» Do this
Copy out every line containing the word "levant".

Figure record listings
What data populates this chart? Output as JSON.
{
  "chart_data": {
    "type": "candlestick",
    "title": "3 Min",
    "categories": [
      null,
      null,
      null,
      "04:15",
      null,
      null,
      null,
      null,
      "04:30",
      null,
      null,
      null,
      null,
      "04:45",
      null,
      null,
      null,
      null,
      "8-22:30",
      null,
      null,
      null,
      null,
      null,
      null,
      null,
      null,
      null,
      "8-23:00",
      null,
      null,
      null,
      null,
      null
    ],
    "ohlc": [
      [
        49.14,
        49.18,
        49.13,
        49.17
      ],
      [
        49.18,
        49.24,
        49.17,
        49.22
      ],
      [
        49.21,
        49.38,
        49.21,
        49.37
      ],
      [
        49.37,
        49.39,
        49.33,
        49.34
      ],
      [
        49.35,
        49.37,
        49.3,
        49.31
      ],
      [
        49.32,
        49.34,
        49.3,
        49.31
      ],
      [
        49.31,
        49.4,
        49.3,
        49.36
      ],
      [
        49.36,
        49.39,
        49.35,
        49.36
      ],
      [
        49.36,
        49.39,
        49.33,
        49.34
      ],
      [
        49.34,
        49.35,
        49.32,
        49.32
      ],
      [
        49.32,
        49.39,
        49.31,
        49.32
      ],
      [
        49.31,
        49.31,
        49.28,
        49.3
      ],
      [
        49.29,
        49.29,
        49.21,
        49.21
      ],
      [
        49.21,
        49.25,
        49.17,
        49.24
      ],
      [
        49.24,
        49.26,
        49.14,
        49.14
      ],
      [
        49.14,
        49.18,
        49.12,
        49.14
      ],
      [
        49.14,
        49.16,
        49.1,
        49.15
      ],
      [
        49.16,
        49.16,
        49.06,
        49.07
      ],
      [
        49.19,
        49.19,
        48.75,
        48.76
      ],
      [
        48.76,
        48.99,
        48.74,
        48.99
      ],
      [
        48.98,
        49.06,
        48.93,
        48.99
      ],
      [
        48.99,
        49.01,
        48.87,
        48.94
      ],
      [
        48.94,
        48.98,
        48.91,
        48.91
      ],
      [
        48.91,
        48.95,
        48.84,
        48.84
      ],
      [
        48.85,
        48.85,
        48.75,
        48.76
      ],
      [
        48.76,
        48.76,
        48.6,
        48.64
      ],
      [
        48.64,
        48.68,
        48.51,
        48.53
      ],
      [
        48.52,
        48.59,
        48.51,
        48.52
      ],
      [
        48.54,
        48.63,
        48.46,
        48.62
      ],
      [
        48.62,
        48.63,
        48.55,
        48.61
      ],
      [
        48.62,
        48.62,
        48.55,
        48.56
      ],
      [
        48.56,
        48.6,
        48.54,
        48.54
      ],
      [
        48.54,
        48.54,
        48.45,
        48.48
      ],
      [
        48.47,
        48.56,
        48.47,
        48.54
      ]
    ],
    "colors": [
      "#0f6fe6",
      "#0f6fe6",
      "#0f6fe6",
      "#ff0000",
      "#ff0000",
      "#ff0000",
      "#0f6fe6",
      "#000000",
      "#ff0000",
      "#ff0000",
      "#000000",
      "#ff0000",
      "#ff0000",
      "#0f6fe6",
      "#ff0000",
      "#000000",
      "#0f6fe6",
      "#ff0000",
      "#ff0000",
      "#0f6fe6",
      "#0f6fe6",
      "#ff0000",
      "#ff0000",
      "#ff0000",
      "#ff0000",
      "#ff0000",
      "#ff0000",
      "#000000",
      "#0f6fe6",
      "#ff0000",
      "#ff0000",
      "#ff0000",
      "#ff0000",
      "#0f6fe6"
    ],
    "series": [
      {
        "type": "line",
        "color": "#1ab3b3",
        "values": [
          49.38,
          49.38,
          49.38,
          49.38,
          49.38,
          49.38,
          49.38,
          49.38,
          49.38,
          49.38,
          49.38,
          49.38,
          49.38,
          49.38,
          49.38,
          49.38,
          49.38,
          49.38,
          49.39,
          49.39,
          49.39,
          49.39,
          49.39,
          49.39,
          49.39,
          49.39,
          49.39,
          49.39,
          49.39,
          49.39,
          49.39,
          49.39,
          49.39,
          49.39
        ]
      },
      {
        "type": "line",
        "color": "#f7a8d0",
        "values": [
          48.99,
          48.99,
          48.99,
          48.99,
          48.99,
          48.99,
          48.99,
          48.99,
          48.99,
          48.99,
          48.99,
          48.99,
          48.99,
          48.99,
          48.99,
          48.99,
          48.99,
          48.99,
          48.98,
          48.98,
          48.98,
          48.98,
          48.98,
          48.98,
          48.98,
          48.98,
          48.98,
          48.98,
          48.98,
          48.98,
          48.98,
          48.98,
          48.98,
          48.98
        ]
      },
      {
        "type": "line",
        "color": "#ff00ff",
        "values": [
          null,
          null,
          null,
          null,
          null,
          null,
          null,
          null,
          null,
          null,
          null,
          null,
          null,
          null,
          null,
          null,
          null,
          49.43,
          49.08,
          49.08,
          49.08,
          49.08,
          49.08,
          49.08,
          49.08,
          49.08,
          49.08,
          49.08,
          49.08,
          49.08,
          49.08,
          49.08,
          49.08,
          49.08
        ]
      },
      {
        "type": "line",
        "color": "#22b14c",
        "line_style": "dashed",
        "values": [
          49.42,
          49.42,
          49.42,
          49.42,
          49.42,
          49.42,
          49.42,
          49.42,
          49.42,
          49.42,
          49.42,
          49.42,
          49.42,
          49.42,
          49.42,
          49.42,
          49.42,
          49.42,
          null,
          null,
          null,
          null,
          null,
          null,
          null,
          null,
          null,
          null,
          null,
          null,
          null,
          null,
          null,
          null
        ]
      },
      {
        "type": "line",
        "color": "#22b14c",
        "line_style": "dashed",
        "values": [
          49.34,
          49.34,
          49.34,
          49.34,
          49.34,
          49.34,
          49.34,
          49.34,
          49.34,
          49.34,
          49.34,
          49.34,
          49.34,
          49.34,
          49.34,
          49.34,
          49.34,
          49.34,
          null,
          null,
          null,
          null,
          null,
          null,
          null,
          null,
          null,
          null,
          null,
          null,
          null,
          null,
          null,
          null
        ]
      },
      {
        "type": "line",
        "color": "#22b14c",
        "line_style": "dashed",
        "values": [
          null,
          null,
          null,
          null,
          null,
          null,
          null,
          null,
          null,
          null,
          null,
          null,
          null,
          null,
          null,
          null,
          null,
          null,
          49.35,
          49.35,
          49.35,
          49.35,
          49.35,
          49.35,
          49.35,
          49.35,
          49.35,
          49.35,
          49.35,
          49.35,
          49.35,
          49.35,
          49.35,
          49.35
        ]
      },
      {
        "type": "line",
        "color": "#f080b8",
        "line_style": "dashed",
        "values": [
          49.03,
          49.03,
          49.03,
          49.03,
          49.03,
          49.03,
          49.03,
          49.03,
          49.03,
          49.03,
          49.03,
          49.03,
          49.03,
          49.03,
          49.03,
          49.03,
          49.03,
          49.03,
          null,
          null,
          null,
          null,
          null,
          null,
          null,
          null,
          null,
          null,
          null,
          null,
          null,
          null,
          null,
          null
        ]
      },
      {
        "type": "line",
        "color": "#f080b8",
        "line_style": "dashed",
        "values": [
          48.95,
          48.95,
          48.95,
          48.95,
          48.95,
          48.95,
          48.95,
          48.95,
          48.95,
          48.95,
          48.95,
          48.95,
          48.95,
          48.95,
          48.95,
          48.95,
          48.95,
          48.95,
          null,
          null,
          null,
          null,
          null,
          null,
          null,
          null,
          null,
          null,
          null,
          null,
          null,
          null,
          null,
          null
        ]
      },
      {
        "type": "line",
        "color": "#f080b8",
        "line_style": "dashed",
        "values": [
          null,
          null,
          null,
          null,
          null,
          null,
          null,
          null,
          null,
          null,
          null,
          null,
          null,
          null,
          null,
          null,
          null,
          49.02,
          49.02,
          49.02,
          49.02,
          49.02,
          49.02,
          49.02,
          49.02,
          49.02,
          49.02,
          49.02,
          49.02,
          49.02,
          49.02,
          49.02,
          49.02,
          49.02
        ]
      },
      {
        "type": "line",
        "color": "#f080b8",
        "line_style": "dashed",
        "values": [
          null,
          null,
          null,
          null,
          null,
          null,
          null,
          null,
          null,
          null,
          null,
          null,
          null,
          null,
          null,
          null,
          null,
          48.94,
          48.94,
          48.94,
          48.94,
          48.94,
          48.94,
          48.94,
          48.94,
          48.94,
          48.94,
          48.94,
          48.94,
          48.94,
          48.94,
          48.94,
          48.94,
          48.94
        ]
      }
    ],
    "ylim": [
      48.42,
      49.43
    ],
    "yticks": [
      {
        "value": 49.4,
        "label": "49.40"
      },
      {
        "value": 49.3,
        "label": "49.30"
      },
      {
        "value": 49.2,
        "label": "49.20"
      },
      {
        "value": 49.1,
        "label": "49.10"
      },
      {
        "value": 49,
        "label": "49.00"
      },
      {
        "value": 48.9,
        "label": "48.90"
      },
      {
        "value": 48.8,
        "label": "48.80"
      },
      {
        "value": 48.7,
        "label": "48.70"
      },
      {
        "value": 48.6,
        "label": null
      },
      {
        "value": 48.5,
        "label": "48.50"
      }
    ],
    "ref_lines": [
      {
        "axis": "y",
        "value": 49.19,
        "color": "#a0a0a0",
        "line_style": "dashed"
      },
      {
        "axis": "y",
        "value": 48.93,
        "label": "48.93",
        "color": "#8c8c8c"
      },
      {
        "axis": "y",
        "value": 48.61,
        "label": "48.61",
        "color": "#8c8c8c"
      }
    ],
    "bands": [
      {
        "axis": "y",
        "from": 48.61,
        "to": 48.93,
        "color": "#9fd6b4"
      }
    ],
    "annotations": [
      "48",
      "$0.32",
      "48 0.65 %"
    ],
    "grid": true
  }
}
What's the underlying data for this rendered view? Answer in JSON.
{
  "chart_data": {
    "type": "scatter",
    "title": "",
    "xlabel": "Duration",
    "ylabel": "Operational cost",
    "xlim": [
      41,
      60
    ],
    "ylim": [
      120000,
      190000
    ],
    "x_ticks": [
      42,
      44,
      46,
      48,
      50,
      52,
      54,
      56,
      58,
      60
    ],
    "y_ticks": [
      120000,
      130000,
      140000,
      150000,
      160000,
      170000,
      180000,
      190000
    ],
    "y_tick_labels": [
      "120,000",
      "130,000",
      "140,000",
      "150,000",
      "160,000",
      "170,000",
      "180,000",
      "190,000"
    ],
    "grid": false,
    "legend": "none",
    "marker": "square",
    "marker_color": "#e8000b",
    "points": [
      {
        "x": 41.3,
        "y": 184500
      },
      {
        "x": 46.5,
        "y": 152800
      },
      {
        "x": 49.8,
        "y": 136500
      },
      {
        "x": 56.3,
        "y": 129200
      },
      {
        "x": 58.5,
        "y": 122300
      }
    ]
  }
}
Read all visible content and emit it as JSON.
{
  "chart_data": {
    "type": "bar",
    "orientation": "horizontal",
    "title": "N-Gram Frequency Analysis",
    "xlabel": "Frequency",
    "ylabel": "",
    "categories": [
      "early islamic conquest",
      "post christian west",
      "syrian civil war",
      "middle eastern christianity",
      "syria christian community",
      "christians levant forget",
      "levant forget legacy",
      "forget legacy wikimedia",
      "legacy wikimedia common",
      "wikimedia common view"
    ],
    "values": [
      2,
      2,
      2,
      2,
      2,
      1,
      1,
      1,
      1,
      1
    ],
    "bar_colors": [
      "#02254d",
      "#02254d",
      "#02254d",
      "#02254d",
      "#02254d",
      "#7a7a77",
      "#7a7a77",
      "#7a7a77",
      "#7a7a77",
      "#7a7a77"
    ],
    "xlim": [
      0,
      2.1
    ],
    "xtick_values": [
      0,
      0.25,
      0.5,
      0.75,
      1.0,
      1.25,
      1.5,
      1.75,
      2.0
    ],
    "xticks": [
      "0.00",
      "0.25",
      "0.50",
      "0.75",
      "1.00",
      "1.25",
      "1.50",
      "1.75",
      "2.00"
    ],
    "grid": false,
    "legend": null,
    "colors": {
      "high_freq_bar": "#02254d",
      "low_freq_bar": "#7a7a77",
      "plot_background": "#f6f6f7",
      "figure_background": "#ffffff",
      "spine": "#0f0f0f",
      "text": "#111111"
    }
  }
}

» Finished task
      "christians levant forget",
      "levant forget legacy",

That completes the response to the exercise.